(Dataset rows)
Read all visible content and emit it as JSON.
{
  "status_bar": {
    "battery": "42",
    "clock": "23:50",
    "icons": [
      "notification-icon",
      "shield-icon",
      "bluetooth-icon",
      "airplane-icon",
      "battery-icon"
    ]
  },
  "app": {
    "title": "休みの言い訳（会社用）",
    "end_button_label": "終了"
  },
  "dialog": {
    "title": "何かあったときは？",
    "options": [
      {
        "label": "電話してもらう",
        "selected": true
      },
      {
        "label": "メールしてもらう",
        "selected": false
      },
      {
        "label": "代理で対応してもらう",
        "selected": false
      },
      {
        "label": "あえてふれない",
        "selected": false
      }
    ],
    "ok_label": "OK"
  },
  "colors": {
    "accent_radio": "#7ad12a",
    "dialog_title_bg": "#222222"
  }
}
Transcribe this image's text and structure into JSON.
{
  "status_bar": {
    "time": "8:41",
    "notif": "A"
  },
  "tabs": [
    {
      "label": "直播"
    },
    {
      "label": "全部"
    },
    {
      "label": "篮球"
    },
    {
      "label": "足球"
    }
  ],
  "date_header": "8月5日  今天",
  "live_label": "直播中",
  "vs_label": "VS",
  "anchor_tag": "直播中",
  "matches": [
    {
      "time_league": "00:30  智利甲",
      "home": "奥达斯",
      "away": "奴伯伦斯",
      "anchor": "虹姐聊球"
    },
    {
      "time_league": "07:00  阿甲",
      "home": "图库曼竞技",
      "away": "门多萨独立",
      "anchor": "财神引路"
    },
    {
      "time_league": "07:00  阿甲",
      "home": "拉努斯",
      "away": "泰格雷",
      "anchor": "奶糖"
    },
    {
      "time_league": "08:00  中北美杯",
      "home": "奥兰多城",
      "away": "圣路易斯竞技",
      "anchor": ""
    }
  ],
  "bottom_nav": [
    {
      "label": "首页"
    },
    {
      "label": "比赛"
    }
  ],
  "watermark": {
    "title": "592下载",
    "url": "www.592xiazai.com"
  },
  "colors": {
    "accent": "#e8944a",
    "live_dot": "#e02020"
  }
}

_Exercise description_.
Please retype, exactly as written, every line from the line containing "Transcribe this image's" through the last line of the records above, including both of those lines, and nothing else.

_Reply_.
Transcribe this image's text and structure into JSON.
{
  "status_bar": {
    "time": "8:41",
    "notif": "A"
  },
  "tabs": [
    {
      "label": "直播"
    },
    {
      "label": "全部"
    },
    {
      "label": "篮球"
    },
    {
      "label": "足球"
    }
  ],
  "date_header": "8月5日  今天",
  "live_label": "直播中",
  "vs_label": "VS",
  "anchor_tag": "直播中",
  "matches": [
    {
      "time_league": "00:30  智利甲",
      "home": "奥达斯",
      "away": "奴伯伦斯",
      "anchor": "虹姐聊球"
    },
    {
      "time_league": "07:00  阿甲",
      "home": "图库曼竞技",
      "away": "门多萨独立",
      "anchor": "财神引路"
    },
    {
      "time_league": "07:00  阿甲",
      "home": "拉努斯",
      "away": "泰格雷",
      "anchor": "奶糖"
    },
    {
      "time_league": "08:00  中北美杯",
      "home": "奥兰多城",
      "away": "圣路易斯竞技",
      "anchor": ""
    }
  ],
  "bottom_nav": [
    {
      "label": "首页"
    },
    {
      "label": "比赛"
    }
  ],
  "watermark": {
    "title": "592下载",
    "url": "www.592xiazai.com"
  },
  "colors": {
    "accent": "#e8944a",
    "live_dot": "#e02020"
  }
}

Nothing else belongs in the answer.